LISTED RECORDS —

○ ○ ○ ○

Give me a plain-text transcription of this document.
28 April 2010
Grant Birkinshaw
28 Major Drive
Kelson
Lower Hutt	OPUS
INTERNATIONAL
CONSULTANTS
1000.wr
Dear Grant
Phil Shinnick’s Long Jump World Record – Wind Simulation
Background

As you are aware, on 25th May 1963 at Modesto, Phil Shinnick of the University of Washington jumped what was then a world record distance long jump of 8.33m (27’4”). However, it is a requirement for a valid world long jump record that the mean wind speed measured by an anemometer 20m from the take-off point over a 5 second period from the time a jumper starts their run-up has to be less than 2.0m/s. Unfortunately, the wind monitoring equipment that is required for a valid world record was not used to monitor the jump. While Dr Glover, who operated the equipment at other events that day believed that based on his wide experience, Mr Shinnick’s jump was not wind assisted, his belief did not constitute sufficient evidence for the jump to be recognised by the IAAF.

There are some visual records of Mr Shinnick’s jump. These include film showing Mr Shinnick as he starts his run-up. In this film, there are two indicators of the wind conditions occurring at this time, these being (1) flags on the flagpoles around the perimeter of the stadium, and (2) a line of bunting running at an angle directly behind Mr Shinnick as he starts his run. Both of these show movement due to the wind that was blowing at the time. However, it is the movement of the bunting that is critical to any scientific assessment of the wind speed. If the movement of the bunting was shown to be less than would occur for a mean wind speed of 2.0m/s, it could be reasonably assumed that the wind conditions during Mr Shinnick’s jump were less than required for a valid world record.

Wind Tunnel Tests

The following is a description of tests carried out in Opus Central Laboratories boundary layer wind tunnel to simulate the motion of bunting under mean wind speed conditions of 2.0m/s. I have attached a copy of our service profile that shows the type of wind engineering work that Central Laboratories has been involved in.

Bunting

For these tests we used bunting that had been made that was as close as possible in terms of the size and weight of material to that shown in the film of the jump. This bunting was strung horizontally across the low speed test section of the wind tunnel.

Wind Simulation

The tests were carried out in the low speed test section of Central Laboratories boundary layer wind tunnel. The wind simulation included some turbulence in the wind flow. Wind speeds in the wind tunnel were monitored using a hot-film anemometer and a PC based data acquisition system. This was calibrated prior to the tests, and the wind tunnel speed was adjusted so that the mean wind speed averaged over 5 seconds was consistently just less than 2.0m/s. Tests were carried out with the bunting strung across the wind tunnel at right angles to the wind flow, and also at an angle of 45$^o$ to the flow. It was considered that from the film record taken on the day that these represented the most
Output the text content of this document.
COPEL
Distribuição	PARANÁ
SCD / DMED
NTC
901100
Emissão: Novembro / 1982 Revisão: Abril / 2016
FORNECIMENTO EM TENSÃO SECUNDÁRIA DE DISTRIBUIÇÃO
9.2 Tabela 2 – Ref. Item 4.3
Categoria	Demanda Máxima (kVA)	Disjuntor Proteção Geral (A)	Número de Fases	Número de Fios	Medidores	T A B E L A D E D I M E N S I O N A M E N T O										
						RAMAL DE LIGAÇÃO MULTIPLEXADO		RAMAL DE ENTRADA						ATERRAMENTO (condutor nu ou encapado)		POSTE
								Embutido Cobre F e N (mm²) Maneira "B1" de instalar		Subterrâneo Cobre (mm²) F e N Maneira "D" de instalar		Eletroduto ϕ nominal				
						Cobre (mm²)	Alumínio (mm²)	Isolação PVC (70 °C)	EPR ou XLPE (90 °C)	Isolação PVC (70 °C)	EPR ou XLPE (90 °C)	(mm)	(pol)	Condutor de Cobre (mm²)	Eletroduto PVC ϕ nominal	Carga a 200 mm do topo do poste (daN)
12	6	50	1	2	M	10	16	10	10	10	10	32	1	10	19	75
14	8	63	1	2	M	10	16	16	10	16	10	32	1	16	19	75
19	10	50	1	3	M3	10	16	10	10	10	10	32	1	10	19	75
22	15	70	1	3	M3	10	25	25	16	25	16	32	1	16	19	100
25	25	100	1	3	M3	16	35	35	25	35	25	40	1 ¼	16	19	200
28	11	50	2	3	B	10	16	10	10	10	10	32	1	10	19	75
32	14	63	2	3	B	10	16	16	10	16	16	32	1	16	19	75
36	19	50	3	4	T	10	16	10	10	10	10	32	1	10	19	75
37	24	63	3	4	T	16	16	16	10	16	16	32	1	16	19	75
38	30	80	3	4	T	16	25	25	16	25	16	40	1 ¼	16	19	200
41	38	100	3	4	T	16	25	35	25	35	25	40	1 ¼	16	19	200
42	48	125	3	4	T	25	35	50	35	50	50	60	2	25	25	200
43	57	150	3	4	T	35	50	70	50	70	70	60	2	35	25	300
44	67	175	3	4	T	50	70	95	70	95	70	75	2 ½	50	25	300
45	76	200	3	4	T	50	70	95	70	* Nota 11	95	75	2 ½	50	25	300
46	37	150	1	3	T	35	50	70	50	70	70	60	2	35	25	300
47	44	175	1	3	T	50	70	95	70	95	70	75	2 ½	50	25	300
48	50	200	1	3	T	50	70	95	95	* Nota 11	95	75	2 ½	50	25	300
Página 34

○ ○ ○ ○

WHAT YOU SHOULD DO — Look through the listing and extract every line with "Eletroduto" in it.

COMPLETE ANSWER —
								Embutido Cobre F e N (mm²) Maneira "B1" de instalar		Subterrâneo Cobre (mm²) F e N Maneira "D" de instalar		Eletroduto ϕ nominal				
						Cobre (mm²)	Alumínio (mm²)	Isolação PVC (70 °C)	EPR ou XLPE (90 °C)	Isolação PVC (70 °C)	EPR ou XLPE (90 °C)	(mm)	(pol)	Condutor de Cobre (mm²)	Eletroduto PVC ϕ nominal	Carga a 200 mm do topo do poste (daN)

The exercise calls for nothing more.